= THE TASK =
Locate all lines with the word "Toll". Copy them.

(Raw records)
☆ ☆ ☆

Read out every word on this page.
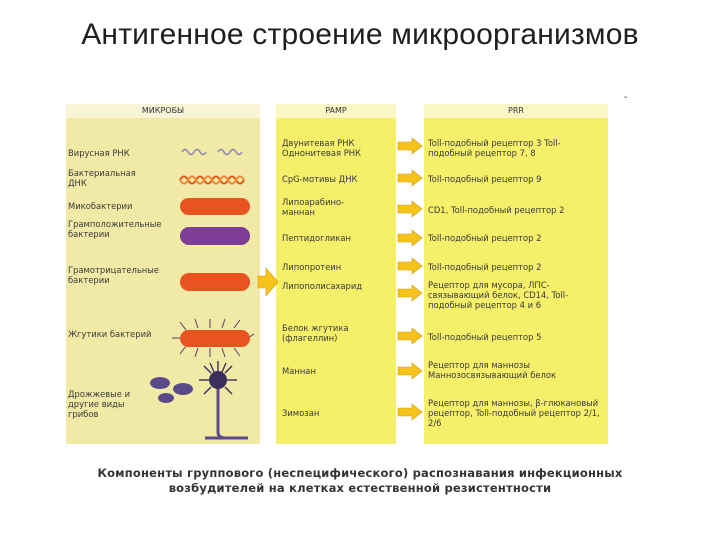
Антигенное строение микроорганизмов
-
МИКРОБЫ	PAMP	PRR
Вирусная РНК
Бактериальная ДНК
Микобактерии
Грамположительные бактерии
Грамотрицательные бактерии
Жгутики бактерий
Дрожжевые и другие виды грибов
Двунитевая РНК Однонитевая РНК
CpG-мотивы ДНК
Липоарабино-маннан
Пептидогликан
Липопротеин
Липополисахарид
Белок жгутика (флагеллин)
Маннан
Зимозан
Toll-подобный рецептор 3 Toll-подобный рецептор 7, 8
Toll-подобный рецептор 9
CD1, Toll-подобный рецептор 2
Toll-подобный рецептор 2
Toll-подобный рецептор 2
Рецептор для мусора, ЛПС-связывающий белок, CD14, Toll-подобный рецептор 4 и 6
Toll-подобный рецептор 5
Рецептор для маннозы Маннозосвязывающий белок
Рецептор для маннозы, β-глюкановый рецептор, Toll-подобный рецептор 2/1, 2/6
Компоненты группового (неспецифического) распознавания инфекционных возбудителей на клетках естественной резистентности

☆ ☆ ☆

= COMPLETE RESPONSE =
Toll-подобный рецептор 3 Toll-подобный рецептор 7, 8
Toll-подобный рецептор 9
CD1, Toll-подобный рецептор 2
Toll-подобный рецептор 2
Toll-подобный рецептор 2
Рецептор для мусора, ЛПС-связывающий белок, CD14, Toll-подобный рецептор 4 и 6
Toll-подобный рецептор 5
Рецептор для маннозы, β-глюкановый рецептор, Toll-подобный рецептор 2/1, 2/6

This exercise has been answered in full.